Task directions: Type out the material below exactly.

☆ ☆ ☆

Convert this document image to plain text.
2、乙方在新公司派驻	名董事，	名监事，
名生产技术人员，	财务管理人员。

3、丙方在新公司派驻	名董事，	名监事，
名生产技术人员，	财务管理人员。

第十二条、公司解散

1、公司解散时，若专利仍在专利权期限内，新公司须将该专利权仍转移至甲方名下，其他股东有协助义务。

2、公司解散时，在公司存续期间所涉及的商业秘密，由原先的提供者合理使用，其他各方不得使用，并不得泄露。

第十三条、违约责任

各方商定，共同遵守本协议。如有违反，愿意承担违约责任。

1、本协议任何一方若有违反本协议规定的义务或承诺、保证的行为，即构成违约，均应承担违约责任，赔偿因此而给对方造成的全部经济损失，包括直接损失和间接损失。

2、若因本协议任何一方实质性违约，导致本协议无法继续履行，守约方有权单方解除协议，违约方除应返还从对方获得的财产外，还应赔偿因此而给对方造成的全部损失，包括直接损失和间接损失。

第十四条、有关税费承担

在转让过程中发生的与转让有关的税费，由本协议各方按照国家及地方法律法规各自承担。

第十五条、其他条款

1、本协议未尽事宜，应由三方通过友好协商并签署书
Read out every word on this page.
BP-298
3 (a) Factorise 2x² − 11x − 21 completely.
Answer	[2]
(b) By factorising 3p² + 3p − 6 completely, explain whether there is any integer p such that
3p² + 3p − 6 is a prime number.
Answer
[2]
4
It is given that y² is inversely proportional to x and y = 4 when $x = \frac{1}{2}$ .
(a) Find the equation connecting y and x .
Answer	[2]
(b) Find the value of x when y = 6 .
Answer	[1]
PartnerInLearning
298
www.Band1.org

☆ ☆ ☆

Correct answer:
Convert this document image to plain text.
2、乙方在新公司派驻	名董事，	名监事，
名生产技术人员，	财务管理人员。

3、丙方在新公司派驻	名董事，	名监事，
名生产技术人员，	财务管理人员。

第十二条、公司解散

1、公司解散时，若专利仍在专利权期限内，新公司须将该专利权仍转移至甲方名下，其他股东有协助义务。

2、公司解散时，在公司存续期间所涉及的商业秘密，由原先的提供者合理使用，其他各方不得使用，并不得泄露。

第十三条、违约责任

各方商定，共同遵守本协议。如有违反，愿意承担违约责任。

1、本协议任何一方若有违反本协议规定的义务或承诺、保证的行为，即构成违约，均应承担违约责任，赔偿因此而给对方造成的全部经济损失，包括直接损失和间接损失。

2、若因本协议任何一方实质性违约，导致本协议无法继续履行，守约方有权单方解除协议，违约方除应返还从对方获得的财产外，还应赔偿因此而给对方造成的全部损失，包括直接损失和间接损失。

第十四条、有关税费承担

在转让过程中发生的与转让有关的税费，由本协议各方按照国家及地方法律法规各自承担。

第十五条、其他条款

1、本协议未尽事宜，应由三方通过友好协商并签署书
Read out every word on this page.
BP-298
3 (a) Factorise 2x² − 11x − 21 completely.
Answer	[2]
(b) By factorising 3p² + 3p − 6 completely, explain whether there is any integer p such that
3p² + 3p − 6 is a prime number.
Answer
[2]
4
It is given that y² is inversely proportional to x and y = 4 when $x = \frac{1}{2}$ .
(a) Find the equation connecting y and x .
Answer	[2]
(b) Find the value of x when y = 6 .
Answer	[1]
PartnerInLearning
298
www.Band1.org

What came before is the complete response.